▸ **WHAT NEEDS TO BE DONE**
All of the data must be printed exactly; please include every line.

---------- RECORDS FOR THE EXERCISE

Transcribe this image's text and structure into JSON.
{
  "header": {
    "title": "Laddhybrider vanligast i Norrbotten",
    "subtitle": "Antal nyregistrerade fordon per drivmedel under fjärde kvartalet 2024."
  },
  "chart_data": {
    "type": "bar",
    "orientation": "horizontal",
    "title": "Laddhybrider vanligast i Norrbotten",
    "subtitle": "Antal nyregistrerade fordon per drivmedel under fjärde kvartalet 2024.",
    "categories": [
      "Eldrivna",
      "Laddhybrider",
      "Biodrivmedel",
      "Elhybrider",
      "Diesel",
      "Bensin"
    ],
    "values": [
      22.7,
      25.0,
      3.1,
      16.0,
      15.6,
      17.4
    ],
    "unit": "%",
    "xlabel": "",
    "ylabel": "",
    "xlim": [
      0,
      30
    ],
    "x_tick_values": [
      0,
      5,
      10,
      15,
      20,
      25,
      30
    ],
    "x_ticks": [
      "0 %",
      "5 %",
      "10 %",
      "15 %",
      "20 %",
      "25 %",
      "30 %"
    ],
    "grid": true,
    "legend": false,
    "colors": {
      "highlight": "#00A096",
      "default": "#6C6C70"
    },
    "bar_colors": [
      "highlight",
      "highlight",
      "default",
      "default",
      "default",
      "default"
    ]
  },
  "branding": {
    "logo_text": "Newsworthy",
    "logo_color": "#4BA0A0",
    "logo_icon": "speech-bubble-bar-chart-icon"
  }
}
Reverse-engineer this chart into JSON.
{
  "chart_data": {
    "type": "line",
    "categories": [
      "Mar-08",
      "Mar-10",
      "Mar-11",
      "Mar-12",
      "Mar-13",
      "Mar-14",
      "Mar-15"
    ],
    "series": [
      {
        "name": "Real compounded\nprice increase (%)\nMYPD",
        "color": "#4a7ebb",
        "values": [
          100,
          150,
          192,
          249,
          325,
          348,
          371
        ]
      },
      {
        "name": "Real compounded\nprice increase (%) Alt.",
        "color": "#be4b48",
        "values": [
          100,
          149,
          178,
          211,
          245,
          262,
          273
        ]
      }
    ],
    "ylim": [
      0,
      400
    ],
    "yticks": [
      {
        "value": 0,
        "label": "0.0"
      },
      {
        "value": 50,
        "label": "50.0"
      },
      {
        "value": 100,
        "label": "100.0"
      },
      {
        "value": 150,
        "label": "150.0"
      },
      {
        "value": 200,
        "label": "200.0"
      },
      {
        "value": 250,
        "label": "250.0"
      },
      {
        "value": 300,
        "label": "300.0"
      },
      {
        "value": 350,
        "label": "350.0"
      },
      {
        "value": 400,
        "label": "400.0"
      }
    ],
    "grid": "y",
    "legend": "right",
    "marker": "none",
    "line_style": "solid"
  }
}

--------------------

▸ **SOLUTION TO THIS EXERCISE**
Transcribe this image's text and structure into JSON.
{
  "header": {
    "title": "Laddhybrider vanligast i Norrbotten",
    "subtitle": "Antal nyregistrerade fordon per drivmedel under fjärde kvartalet 2024."
  },
  "chart_data": {
    "type": "bar",
    "orientation": "horizontal",
    "title": "Laddhybrider vanligast i Norrbotten",
    "subtitle": "Antal nyregistrerade fordon per drivmedel under fjärde kvartalet 2024.",
    "categories": [
      "Eldrivna",
      "Laddhybrider",
      "Biodrivmedel",
      "Elhybrider",
      "Diesel",
      "Bensin"
    ],
    "values": [
      22.7,
      25.0,
      3.1,
      16.0,
      15.6,
      17.4
    ],
    "unit": "%",
    "xlabel": "",
    "ylabel": "",
    "xlim": [
      0,
      30
    ],
    "x_tick_values": [
      0,
      5,
      10,
      15,
      20,
      25,
      30
    ],
    "x_ticks": [
      "0 %",
      "5 %",
      "10 %",
      "15 %",
      "20 %",
      "25 %",
      "30 %"
    ],
    "grid": true,
    "legend": false,
    "colors": {
      "highlight": "#00A096",
      "default": "#6C6C70"
    },
    "bar_colors": [
      "highlight",
      "highlight",
      "default",
      "default",
      "default",
      "default"
    ]
  },
  "branding": {
    "logo_text": "Newsworthy",
    "logo_color": "#4BA0A0",
    "logo_icon": "speech-bubble-bar-chart-icon"
  }
}
Reverse-engineer this chart into JSON.
{
  "chart_data": {
    "type": "line",
    "categories": [
      "Mar-08",
      "Mar-10",
      "Mar-11",
      "Mar-12",
      "Mar-13",
      "Mar-14",
      "Mar-15"
    ],
    "series": [
      {
        "name": "Real compounded\nprice increase (%)\nMYPD",
        "color": "#4a7ebb",
        "values": [
          100,
          150,
          192,
          249,
          325,
          348,
          371
        ]
      },
      {
        "name": "Real compounded\nprice increase (%) Alt.",
        "color": "#be4b48",
        "values": [
          100,
          149,
          178,
          211,
          245,
          262,
          273
        ]
      }
    ],
    "ylim": [
      0,
      400
    ],
    "yticks": [
      {
        "value": 0,
        "label": "0.0"
      },
      {
        "value": 50,
        "label": "50.0"
      },
      {
        "value": 100,
        "label": "100.0"
      },
      {
        "value": 150,
        "label": "150.0"
      },
      {
        "value": 200,
        "label": "200.0"
      },
      {
        "value": 250,
        "label": "250.0"
      },
      {
        "value": 300,
        "label": "300.0"
      },
      {
        "value": 350,
        "label": "350.0"
      },
      {
        "value": 400,
        "label": "400.0"
      }
    ],
    "grid": "y",
    "legend": "right",
    "marker": "none",
    "line_style": "solid"
  }
}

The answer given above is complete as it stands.